→ What this task involves
In the entries that follow, find the word "ipsum" and report each line it is on.

→ Input data
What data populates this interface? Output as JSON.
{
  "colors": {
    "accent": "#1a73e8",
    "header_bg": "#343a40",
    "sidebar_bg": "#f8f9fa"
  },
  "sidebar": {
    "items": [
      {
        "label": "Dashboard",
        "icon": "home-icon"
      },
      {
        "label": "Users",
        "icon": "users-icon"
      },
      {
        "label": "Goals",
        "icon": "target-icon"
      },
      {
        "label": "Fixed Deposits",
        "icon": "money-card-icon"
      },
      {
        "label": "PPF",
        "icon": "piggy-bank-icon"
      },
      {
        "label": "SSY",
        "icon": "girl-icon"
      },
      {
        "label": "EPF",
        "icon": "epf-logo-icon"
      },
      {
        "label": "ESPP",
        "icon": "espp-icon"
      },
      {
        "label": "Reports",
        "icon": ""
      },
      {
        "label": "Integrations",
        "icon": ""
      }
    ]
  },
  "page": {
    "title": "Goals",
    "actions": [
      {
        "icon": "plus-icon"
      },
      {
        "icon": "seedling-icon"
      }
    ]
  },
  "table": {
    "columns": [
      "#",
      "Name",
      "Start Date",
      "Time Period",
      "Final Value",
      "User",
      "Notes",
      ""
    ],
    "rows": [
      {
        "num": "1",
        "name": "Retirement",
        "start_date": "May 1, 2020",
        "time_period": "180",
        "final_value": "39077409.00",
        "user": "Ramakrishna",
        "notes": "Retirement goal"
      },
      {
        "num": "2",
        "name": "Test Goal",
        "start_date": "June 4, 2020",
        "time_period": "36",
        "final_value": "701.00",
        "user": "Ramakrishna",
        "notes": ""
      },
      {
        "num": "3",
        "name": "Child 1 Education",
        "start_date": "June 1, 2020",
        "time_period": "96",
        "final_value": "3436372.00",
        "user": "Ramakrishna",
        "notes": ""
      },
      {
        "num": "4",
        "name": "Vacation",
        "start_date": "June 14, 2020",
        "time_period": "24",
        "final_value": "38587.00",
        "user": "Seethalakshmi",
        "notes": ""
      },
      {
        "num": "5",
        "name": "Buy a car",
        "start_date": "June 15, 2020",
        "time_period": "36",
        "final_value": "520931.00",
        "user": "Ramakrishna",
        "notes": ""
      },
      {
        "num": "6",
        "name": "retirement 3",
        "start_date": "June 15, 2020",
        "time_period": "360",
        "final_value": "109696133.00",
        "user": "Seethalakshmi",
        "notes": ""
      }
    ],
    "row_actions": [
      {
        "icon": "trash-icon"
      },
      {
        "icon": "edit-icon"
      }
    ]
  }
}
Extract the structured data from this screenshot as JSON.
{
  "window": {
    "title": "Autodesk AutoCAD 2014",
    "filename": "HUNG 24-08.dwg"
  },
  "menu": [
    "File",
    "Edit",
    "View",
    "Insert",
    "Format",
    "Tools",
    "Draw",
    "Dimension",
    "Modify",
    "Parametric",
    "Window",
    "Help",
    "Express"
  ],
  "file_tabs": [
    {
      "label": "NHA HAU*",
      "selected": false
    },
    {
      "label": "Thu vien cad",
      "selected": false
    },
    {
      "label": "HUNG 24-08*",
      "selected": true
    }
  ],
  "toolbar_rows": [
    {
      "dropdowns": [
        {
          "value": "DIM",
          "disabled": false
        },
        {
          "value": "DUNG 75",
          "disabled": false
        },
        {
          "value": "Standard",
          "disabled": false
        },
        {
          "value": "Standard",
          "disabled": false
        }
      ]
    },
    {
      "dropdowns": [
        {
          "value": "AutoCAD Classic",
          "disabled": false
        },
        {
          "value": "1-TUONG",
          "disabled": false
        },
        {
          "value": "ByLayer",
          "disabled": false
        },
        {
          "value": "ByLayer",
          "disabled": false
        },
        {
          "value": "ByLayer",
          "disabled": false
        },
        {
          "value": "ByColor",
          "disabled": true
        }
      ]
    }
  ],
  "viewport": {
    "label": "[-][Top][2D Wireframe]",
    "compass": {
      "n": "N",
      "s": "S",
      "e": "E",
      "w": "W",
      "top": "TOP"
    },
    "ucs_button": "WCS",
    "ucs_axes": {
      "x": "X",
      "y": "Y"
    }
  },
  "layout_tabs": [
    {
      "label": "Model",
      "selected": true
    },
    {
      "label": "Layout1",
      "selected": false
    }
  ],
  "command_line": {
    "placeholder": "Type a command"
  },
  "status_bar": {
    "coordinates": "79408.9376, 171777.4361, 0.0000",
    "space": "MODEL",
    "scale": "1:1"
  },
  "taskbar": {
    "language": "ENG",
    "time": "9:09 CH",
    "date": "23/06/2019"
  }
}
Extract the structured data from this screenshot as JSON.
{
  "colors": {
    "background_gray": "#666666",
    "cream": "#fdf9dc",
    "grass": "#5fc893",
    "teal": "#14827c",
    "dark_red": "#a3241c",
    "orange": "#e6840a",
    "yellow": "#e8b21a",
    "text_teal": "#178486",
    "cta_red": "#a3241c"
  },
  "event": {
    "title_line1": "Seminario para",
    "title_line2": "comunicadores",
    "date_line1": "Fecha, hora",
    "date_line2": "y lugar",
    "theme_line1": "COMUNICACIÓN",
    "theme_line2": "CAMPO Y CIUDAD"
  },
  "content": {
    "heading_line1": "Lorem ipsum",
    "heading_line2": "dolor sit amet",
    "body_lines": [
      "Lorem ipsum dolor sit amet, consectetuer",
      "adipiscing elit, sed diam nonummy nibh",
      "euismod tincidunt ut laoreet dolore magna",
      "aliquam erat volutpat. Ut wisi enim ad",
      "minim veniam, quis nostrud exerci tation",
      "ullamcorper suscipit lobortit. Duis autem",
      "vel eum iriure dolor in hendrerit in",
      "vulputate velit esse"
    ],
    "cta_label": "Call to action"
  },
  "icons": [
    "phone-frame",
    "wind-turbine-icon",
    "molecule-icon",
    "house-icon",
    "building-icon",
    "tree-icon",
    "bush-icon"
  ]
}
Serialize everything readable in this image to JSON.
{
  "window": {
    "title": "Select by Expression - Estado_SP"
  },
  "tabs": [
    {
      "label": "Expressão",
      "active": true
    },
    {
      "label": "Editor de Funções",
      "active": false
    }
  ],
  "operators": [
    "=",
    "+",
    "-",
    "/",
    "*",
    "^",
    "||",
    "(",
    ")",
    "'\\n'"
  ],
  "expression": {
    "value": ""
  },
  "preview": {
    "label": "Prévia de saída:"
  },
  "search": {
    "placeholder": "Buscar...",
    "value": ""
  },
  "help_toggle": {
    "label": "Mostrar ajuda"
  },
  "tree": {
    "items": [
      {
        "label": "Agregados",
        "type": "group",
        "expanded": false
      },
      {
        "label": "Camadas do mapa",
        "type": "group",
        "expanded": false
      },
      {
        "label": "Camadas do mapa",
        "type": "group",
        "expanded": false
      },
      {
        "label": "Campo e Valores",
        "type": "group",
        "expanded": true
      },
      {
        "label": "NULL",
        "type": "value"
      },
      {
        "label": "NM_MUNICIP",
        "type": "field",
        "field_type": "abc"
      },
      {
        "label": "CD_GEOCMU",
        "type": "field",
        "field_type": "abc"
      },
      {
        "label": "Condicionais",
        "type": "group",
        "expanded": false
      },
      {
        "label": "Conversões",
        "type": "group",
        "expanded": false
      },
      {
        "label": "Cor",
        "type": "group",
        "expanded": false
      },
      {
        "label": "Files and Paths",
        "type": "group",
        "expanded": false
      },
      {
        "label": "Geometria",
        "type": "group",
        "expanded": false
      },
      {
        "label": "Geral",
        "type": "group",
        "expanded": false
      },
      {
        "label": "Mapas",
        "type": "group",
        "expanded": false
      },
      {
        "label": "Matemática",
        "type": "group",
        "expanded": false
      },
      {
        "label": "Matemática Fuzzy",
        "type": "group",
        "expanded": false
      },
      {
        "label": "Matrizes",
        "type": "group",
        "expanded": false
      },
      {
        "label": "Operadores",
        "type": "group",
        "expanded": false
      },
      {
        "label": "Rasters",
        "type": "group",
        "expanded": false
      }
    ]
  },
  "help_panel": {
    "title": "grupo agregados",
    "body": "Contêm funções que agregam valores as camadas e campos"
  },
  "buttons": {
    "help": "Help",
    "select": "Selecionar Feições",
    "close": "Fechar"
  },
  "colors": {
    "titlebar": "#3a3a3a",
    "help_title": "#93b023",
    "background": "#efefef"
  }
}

→ Solution to the problem
    "heading_line1": "Lorem ipsum",
      "Lorem ipsum dolor sit amet, consectetuer",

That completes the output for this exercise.